[Data entries]

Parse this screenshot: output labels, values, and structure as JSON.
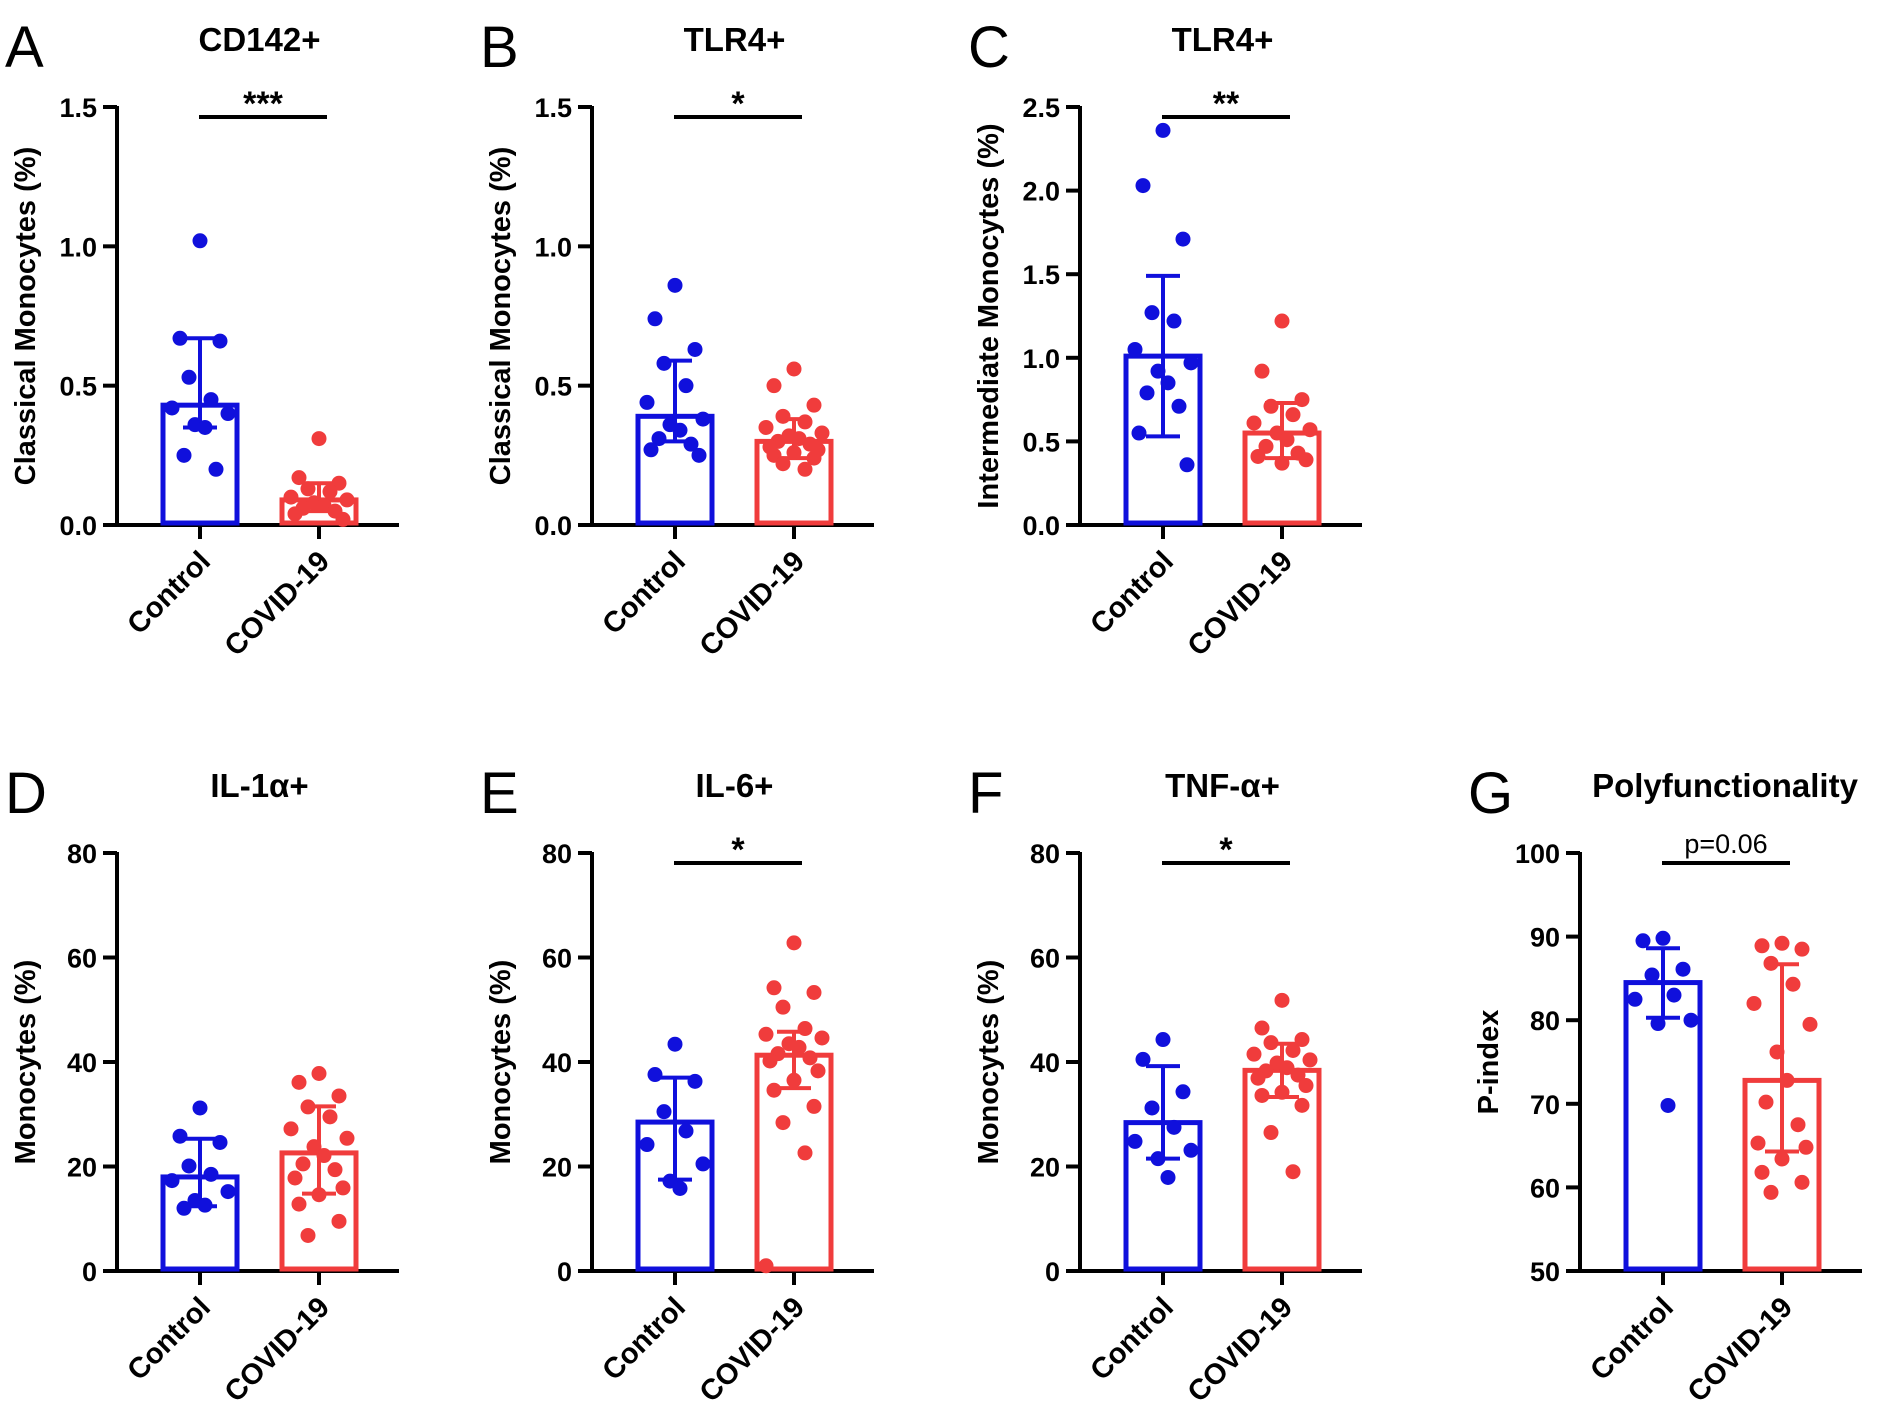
{
  "colors": {
    "control": "#1010dc",
    "covid": "#f03c3c",
    "axis": "#000000"
  },
  "chart_data": [
    {
      "type": "bar",
      "panel_letter": "A",
      "title": "CD142+",
      "ylabel": "Classical Monocytes (%)",
      "ylim": [
        0,
        1.5
      ],
      "yticks": [
        "0.0",
        "0.5",
        "1.0",
        "1.5"
      ],
      "tick_values": [
        0,
        0.5,
        1.0,
        1.5
      ],
      "categories": [
        "Control",
        "COVID-19"
      ],
      "series": [
        {
          "name": "Control",
          "color": "#1010dc",
          "mean": 0.43,
          "error_upper": 0.67,
          "error_lower": 0.35,
          "points": [
            1.02,
            0.67,
            0.66,
            0.53,
            0.45,
            0.42,
            0.4,
            0.36,
            0.35,
            0.25,
            0.2
          ]
        },
        {
          "name": "COVID-19",
          "color": "#f03c3c",
          "mean": 0.09,
          "error_upper": 0.15,
          "error_lower": 0.05,
          "points": [
            0.31,
            0.17,
            0.15,
            0.13,
            0.12,
            0.1,
            0.09,
            0.08,
            0.07,
            0.06,
            0.05,
            0.04,
            0.02
          ]
        }
      ],
      "significance": "***"
    },
    {
      "type": "bar",
      "panel_letter": "B",
      "title": "TLR4+",
      "ylabel": "Classical Monocytes (%)",
      "ylim": [
        0,
        1.5
      ],
      "yticks": [
        "0.0",
        "0.5",
        "1.0",
        "1.5"
      ],
      "tick_values": [
        0,
        0.5,
        1.0,
        1.5
      ],
      "categories": [
        "Control",
        "COVID-19"
      ],
      "series": [
        {
          "name": "Control",
          "color": "#1010dc",
          "mean": 0.39,
          "error_upper": 0.59,
          "error_lower": 0.3,
          "points": [
            0.86,
            0.74,
            0.63,
            0.58,
            0.5,
            0.44,
            0.38,
            0.36,
            0.34,
            0.31,
            0.29,
            0.27,
            0.25
          ]
        },
        {
          "name": "COVID-19",
          "color": "#f03c3c",
          "mean": 0.3,
          "error_upper": 0.38,
          "error_lower": 0.24,
          "points": [
            0.56,
            0.5,
            0.43,
            0.39,
            0.37,
            0.35,
            0.33,
            0.32,
            0.31,
            0.3,
            0.29,
            0.28,
            0.27,
            0.26,
            0.25,
            0.24,
            0.22,
            0.2
          ]
        }
      ],
      "significance": "*"
    },
    {
      "type": "bar",
      "panel_letter": "C",
      "title": "TLR4+",
      "ylabel": "Intermediate Monocytes (%)",
      "ylim": [
        0,
        2.5
      ],
      "yticks": [
        "0.0",
        "0.5",
        "1.0",
        "1.5",
        "2.0",
        "2.5"
      ],
      "tick_values": [
        0,
        0.5,
        1.0,
        1.5,
        2.0,
        2.5
      ],
      "categories": [
        "Control",
        "COVID-19"
      ],
      "series": [
        {
          "name": "Control",
          "color": "#1010dc",
          "mean": 1.01,
          "error_upper": 1.49,
          "error_lower": 0.53,
          "points": [
            2.36,
            2.03,
            1.71,
            1.27,
            1.22,
            1.05,
            0.97,
            0.92,
            0.85,
            0.79,
            0.71,
            0.55,
            0.36
          ]
        },
        {
          "name": "COVID-19",
          "color": "#f03c3c",
          "mean": 0.55,
          "error_upper": 0.73,
          "error_lower": 0.4,
          "points": [
            1.22,
            0.92,
            0.75,
            0.71,
            0.66,
            0.61,
            0.57,
            0.55,
            0.51,
            0.47,
            0.43,
            0.41,
            0.39,
            0.37
          ]
        }
      ],
      "significance": "**"
    },
    {
      "type": "bar",
      "panel_letter": "D",
      "title": "IL-1α+",
      "ylabel": "Monocytes (%)",
      "ylim": [
        0,
        80
      ],
      "yticks": [
        "0",
        "20",
        "40",
        "60",
        "80"
      ],
      "tick_values": [
        0,
        20,
        40,
        60,
        80
      ],
      "categories": [
        "Control",
        "COVID-19"
      ],
      "series": [
        {
          "name": "Control",
          "color": "#1010dc",
          "mean": 18.0,
          "error_upper": 25.3,
          "error_lower": 12.4,
          "points": [
            31.2,
            25.8,
            24.6,
            20.1,
            18.5,
            17.3,
            15.2,
            13.5,
            12.6,
            12.0
          ]
        },
        {
          "name": "COVID-19",
          "color": "#f03c3c",
          "mean": 22.6,
          "error_upper": 31.5,
          "error_lower": 14.8,
          "points": [
            37.8,
            36.1,
            33.5,
            31.4,
            29.5,
            27.2,
            25.4,
            23.8,
            22.1,
            20.5,
            19.4,
            17.8,
            15.9,
            14.6,
            12.8,
            9.5,
            6.8
          ]
        }
      ],
      "significance": ""
    },
    {
      "type": "bar",
      "panel_letter": "E",
      "title": "IL-6+",
      "ylabel": "Monocytes (%)",
      "ylim": [
        0,
        80
      ],
      "yticks": [
        "0",
        "20",
        "40",
        "60",
        "80"
      ],
      "tick_values": [
        0,
        20,
        40,
        60,
        80
      ],
      "categories": [
        "Control",
        "COVID-19"
      ],
      "series": [
        {
          "name": "Control",
          "color": "#1010dc",
          "mean": 28.5,
          "error_upper": 37.0,
          "error_lower": 17.5,
          "points": [
            43.4,
            37.6,
            36.3,
            30.5,
            26.8,
            24.2,
            20.5,
            17.2,
            15.8
          ]
        },
        {
          "name": "COVID-19",
          "color": "#f03c3c",
          "mean": 41.3,
          "error_upper": 45.8,
          "error_lower": 35.0,
          "points": [
            62.8,
            54.2,
            53.3,
            50.5,
            46.4,
            45.3,
            44.6,
            43.5,
            42.8,
            41.6,
            40.8,
            40.2,
            38.3,
            36.5,
            34.6,
            31.5,
            28.4,
            22.6,
            1.0
          ]
        }
      ],
      "significance": "*"
    },
    {
      "type": "bar",
      "panel_letter": "F",
      "title": "TNF-α+",
      "ylabel": "Monocytes (%)",
      "ylim": [
        0,
        80
      ],
      "yticks": [
        "0",
        "20",
        "40",
        "60",
        "80"
      ],
      "tick_values": [
        0,
        20,
        40,
        60,
        80
      ],
      "categories": [
        "Control",
        "COVID-19"
      ],
      "series": [
        {
          "name": "Control",
          "color": "#1010dc",
          "mean": 28.4,
          "error_upper": 39.2,
          "error_lower": 21.5,
          "points": [
            44.3,
            40.5,
            34.3,
            31.2,
            27.5,
            24.8,
            23.1,
            21.5,
            17.9
          ]
        },
        {
          "name": "COVID-19",
          "color": "#f03c3c",
          "mean": 38.4,
          "error_upper": 43.5,
          "error_lower": 33.3,
          "points": [
            51.8,
            46.5,
            44.3,
            43.7,
            42.2,
            41.5,
            40.4,
            39.8,
            38.9,
            38.3,
            37.5,
            36.9,
            35.5,
            34.2,
            33.6,
            31.7,
            26.5,
            19.0
          ]
        }
      ],
      "significance": "*"
    },
    {
      "type": "bar",
      "panel_letter": "G",
      "title": "Polyfunctionality",
      "ylabel": "P-index",
      "ylim": [
        50,
        100
      ],
      "yticks": [
        "50",
        "60",
        "70",
        "80",
        "90",
        "100"
      ],
      "tick_values": [
        50,
        60,
        70,
        80,
        90,
        100
      ],
      "categories": [
        "Control",
        "COVID-19"
      ],
      "series": [
        {
          "name": "Control",
          "color": "#1010dc",
          "mean": 84.5,
          "error_upper": 88.6,
          "error_lower": 80.3,
          "points": [
            89.8,
            89.5,
            86.1,
            85.4,
            83.0,
            82.5,
            80.0,
            79.6,
            69.8
          ]
        },
        {
          "name": "COVID-19",
          "color": "#f03c3c",
          "mean": 72.8,
          "error_upper": 86.7,
          "error_lower": 64.3,
          "points": [
            89.2,
            88.9,
            88.5,
            86.8,
            84.3,
            82.0,
            79.5,
            76.2,
            72.8,
            70.2,
            67.5,
            65.3,
            64.8,
            63.4,
            61.8,
            60.6,
            59.4
          ]
        }
      ],
      "significance": "p=0.06"
    }
  ]
}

*EXERCISE REQUIREMENTS*: Return every line of the preceding records in which the word "significance" appears.

*ANSWER IN FULL*:
      "significance": "***"
      "significance": "*"
      "significance": "**"
      "significance": ""
      "significance": "*"
      "significance": "*"
      "significance": "p=0.06"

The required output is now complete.